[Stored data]
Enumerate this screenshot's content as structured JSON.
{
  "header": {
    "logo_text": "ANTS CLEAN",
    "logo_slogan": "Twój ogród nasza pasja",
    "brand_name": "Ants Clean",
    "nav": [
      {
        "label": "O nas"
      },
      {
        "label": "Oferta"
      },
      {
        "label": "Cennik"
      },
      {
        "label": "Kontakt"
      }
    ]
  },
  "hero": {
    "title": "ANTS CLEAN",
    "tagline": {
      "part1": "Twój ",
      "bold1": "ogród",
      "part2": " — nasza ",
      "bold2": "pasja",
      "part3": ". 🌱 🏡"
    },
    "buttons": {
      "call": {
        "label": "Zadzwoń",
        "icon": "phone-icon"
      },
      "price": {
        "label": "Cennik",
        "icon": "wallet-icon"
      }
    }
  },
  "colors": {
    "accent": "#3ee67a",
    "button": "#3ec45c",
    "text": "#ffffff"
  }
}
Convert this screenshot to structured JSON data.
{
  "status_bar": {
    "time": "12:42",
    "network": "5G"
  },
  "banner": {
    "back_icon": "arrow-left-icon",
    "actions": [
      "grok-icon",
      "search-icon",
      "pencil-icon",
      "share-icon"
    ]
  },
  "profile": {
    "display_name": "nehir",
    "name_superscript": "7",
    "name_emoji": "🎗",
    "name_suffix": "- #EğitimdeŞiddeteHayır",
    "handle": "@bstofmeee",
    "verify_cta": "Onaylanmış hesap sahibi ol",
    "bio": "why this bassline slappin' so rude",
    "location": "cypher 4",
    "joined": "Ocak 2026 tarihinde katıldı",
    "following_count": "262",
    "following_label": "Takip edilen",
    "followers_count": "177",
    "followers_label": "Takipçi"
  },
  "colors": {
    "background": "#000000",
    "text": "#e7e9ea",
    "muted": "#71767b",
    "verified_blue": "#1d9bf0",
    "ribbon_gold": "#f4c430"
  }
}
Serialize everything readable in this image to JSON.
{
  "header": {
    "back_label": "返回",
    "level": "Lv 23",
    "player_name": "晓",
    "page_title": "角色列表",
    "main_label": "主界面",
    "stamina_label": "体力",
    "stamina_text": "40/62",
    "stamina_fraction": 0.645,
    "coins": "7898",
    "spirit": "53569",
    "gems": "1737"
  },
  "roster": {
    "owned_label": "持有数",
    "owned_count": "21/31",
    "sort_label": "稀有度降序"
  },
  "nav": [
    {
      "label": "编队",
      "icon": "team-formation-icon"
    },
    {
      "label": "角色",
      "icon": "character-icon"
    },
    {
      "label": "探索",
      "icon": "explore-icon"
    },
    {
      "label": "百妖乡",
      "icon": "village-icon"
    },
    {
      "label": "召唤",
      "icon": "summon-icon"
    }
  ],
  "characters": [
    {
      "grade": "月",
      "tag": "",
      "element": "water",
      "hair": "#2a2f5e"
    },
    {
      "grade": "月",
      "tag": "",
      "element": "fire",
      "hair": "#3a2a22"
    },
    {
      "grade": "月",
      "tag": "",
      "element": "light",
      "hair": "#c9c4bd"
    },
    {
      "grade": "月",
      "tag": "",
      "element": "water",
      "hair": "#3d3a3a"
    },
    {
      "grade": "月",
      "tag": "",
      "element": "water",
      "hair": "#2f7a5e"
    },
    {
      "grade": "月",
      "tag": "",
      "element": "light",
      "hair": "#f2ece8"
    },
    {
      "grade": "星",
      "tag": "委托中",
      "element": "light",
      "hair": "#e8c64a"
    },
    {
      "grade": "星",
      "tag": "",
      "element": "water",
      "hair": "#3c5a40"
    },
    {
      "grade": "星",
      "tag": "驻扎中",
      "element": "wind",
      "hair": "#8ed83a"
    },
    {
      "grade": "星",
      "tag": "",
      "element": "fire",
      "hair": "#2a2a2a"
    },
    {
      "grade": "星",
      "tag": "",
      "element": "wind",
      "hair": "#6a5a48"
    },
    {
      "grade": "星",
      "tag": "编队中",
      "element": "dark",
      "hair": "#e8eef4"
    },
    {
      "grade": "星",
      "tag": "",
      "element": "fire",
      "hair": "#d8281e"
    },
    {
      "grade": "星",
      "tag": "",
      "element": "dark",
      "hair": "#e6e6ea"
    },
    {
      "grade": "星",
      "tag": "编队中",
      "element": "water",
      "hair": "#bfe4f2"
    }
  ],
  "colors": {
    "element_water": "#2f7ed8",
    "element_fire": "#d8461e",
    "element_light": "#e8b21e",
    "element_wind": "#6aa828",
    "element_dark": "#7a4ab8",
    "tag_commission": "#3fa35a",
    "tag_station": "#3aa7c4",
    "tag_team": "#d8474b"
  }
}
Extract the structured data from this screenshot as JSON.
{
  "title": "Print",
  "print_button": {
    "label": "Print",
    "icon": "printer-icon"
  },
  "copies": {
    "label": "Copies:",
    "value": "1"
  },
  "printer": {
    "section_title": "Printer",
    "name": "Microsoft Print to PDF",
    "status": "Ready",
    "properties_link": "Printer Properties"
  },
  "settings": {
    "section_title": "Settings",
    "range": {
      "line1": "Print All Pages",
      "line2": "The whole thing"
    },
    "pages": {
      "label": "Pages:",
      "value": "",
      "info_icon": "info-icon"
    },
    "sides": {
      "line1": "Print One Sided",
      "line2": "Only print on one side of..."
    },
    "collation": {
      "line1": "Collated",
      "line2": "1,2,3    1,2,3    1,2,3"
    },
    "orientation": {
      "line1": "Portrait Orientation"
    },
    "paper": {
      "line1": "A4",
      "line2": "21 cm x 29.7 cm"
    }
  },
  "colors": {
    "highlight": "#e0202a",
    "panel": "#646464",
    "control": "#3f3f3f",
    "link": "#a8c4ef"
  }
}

* TASK TO COMPLETE *
Print the records above exactly as they appear.

* TASK RESULT *
Enumerate this screenshot's content as structured JSON.
{
  "header": {
    "logo_text": "ANTS CLEAN",
    "logo_slogan": "Twój ogród nasza pasja",
    "brand_name": "Ants Clean",
    "nav": [
      {
        "label": "O nas"
      },
      {
        "label": "Oferta"
      },
      {
        "label": "Cennik"
      },
      {
        "label": "Kontakt"
      }
    ]
  },
  "hero": {
    "title": "ANTS CLEAN",
    "tagline": {
      "part1": "Twój ",
      "bold1": "ogród",
      "part2": " — nasza ",
      "bold2": "pasja",
      "part3": ". 🌱 🏡"
    },
    "buttons": {
      "call": {
        "label": "Zadzwoń",
        "icon": "phone-icon"
      },
      "price": {
        "label": "Cennik",
        "icon": "wallet-icon"
      }
    }
  },
  "colors": {
    "accent": "#3ee67a",
    "button": "#3ec45c",
    "text": "#ffffff"
  }
}
Convert this screenshot to structured JSON data.
{
  "status_bar": {
    "time": "12:42",
    "network": "5G"
  },
  "banner": {
    "back_icon": "arrow-left-icon",
    "actions": [
      "grok-icon",
      "search-icon",
      "pencil-icon",
      "share-icon"
    ]
  },
  "profile": {
    "display_name": "nehir",
    "name_superscript": "7",
    "name_emoji": "🎗",
    "name_suffix": "- #EğitimdeŞiddeteHayır",
    "handle": "@bstofmeee",
    "verify_cta": "Onaylanmış hesap sahibi ol",
    "bio": "why this bassline slappin' so rude",
    "location": "cypher 4",
    "joined": "Ocak 2026 tarihinde katıldı",
    "following_count": "262",
    "following_label": "Takip edilen",
    "followers_count": "177",
    "followers_label": "Takipçi"
  },
  "colors": {
    "background": "#000000",
    "text": "#e7e9ea",
    "muted": "#71767b",
    "verified_blue": "#1d9bf0",
    "ribbon_gold": "#f4c430"
  }
}
Serialize everything readable in this image to JSON.
{
  "header": {
    "back_label": "返回",
    "level": "Lv 23",
    "player_name": "晓",
    "page_title": "角色列表",
    "main_label": "主界面",
    "stamina_label": "体力",
    "stamina_text": "40/62",
    "stamina_fraction": 0.645,
    "coins": "7898",
    "spirit": "53569",
    "gems": "1737"
  },
  "roster": {
    "owned_label": "持有数",
    "owned_count": "21/31",
    "sort_label": "稀有度降序"
  },
  "nav": [
    {
      "label": "编队",
      "icon": "team-formation-icon"
    },
    {
      "label": "角色",
      "icon": "character-icon"
    },
    {
      "label": "探索",
      "icon": "explore-icon"
    },
    {
      "label": "百妖乡",
      "icon": "village-icon"
    },
    {
      "label": "召唤",
      "icon": "summon-icon"
    }
  ],
  "characters": [
    {
      "grade": "月",
      "tag": "",
      "element": "water",
      "hair": "#2a2f5e"
    },
    {
      "grade": "月",
      "tag": "",
      "element": "fire",
      "hair": "#3a2a22"
    },
    {
      "grade": "月",
      "tag": "",
      "element": "light",
      "hair": "#c9c4bd"
    },
    {
      "grade": "月",
      "tag": "",
      "element": "water",
      "hair": "#3d3a3a"
    },
    {
      "grade": "月",
      "tag": "",
      "element": "water",
      "hair": "#2f7a5e"
    },
    {
      "grade": "月",
      "tag": "",
      "element": "light",
      "hair": "#f2ece8"
    },
    {
      "grade": "星",
      "tag": "委托中",
      "element": "light",
      "hair": "#e8c64a"
    },
    {
      "grade": "星",
      "tag": "",
      "element": "water",
      "hair": "#3c5a40"
    },
    {
      "grade": "星",
      "tag": "驻扎中",
      "element": "wind",
      "hair": "#8ed83a"
    },
    {
      "grade": "星",
      "tag": "",
      "element": "fire",
      "hair": "#2a2a2a"
    },
    {
      "grade": "星",
      "tag": "",
      "element": "wind",
      "hair": "#6a5a48"
    },
    {
      "grade": "星",
      "tag": "编队中",
      "element": "dark",
      "hair": "#e8eef4"
    },
    {
      "grade": "星",
      "tag": "",
      "element": "fire",
      "hair": "#d8281e"
    },
    {
      "grade": "星",
      "tag": "",
      "element": "dark",
      "hair": "#e6e6ea"
    },
    {
      "grade": "星",
      "tag": "编队中",
      "element": "water",
      "hair": "#bfe4f2"
    }
  ],
  "colors": {
    "element_water": "#2f7ed8",
    "element_fire": "#d8461e",
    "element_light": "#e8b21e",
    "element_wind": "#6aa828",
    "element_dark": "#7a4ab8",
    "tag_commission": "#3fa35a",
    "tag_station": "#3aa7c4",
    "tag_team": "#d8474b"
  }
}
Extract the structured data from this screenshot as JSON.
{
  "title": "Print",
  "print_button": {
    "label": "Print",
    "icon": "printer-icon"
  },
  "copies": {
    "label": "Copies:",
    "value": "1"
  },
  "printer": {
    "section_title": "Printer",
    "name": "Microsoft Print to PDF",
    "status": "Ready",
    "properties_link": "Printer Properties"
  },
  "settings": {
    "section_title": "Settings",
    "range": {
      "line1": "Print All Pages",
      "line2": "The whole thing"
    },
    "pages": {
      "label": "Pages:",
      "value": "",
      "info_icon": "info-icon"
    },
    "sides": {
      "line1": "Print One Sided",
      "line2": "Only print on one side of..."
    },
    "collation": {
      "line1": "Collated",
      "line2": "1,2,3    1,2,3    1,2,3"
    },
    "orientation": {
      "line1": "Portrait Orientation"
    },
    "paper": {
      "line1": "A4",
      "line2": "21 cm x 29.7 cm"
    }
  },
  "colors": {
    "highlight": "#e0202a",
    "panel": "#646464",
    "control": "#3f3f3f",
    "link": "#a8c4ef"
  }
}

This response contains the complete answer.